Return the listing below verbatim. Pictures do not belong in the copy.

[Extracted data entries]
+--
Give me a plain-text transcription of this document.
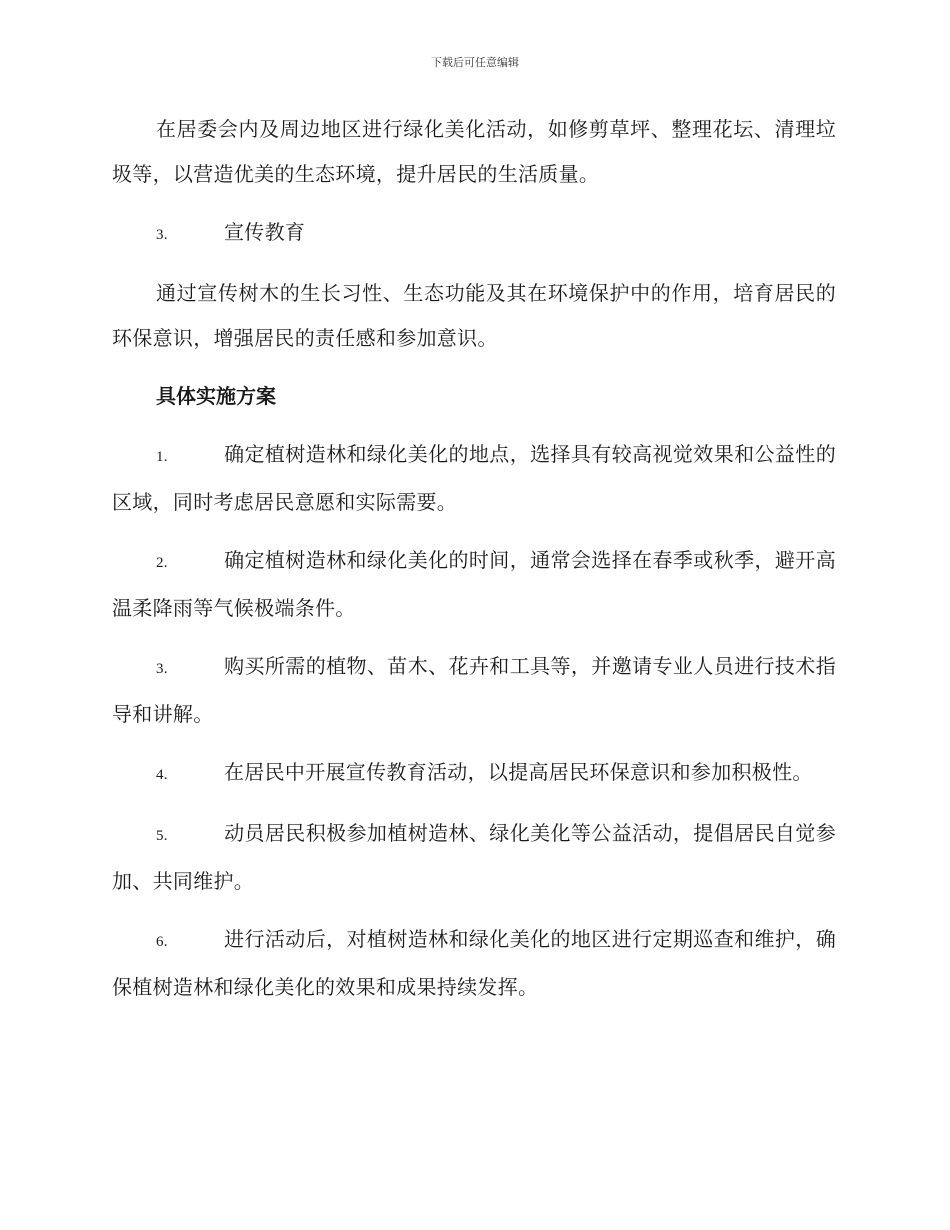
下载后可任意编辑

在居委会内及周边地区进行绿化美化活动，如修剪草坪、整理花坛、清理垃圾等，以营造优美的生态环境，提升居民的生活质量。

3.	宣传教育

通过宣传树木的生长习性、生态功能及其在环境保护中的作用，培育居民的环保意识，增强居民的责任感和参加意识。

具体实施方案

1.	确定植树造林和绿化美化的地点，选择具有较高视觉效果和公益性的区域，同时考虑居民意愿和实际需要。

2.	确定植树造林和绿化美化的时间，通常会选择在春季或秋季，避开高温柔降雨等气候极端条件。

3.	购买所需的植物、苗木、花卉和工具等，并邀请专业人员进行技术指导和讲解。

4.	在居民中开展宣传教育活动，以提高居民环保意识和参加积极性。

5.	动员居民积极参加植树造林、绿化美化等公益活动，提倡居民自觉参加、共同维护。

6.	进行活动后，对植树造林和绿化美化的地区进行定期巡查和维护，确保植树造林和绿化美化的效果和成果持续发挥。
+--
__RESPONSE TO THE EXERCISE__:
Give me a plain-text transcription of this document.
下载后可任意编辑

在居委会内及周边地区进行绿化美化活动，如修剪草坪、整理花坛、清理垃圾等，以营造优美的生态环境，提升居民的生活质量。

3.	宣传教育

通过宣传树木的生长习性、生态功能及其在环境保护中的作用，培育居民的环保意识，增强居民的责任感和参加意识。

具体实施方案

1.	确定植树造林和绿化美化的地点，选择具有较高视觉效果和公益性的区域，同时考虑居民意愿和实际需要。

2.	确定植树造林和绿化美化的时间，通常会选择在春季或秋季，避开高温柔降雨等气候极端条件。

3.	购买所需的植物、苗木、花卉和工具等，并邀请专业人员进行技术指导和讲解。

4.	在居民中开展宣传教育活动，以提高居民环保意识和参加积极性。

5.	动员居民积极参加植树造林、绿化美化等公益活动，提倡居民自觉参加、共同维护。

6.	进行活动后，对植树造林和绿化美化的地区进行定期巡查和维护，确保植树造林和绿化美化的效果和成果持续发挥。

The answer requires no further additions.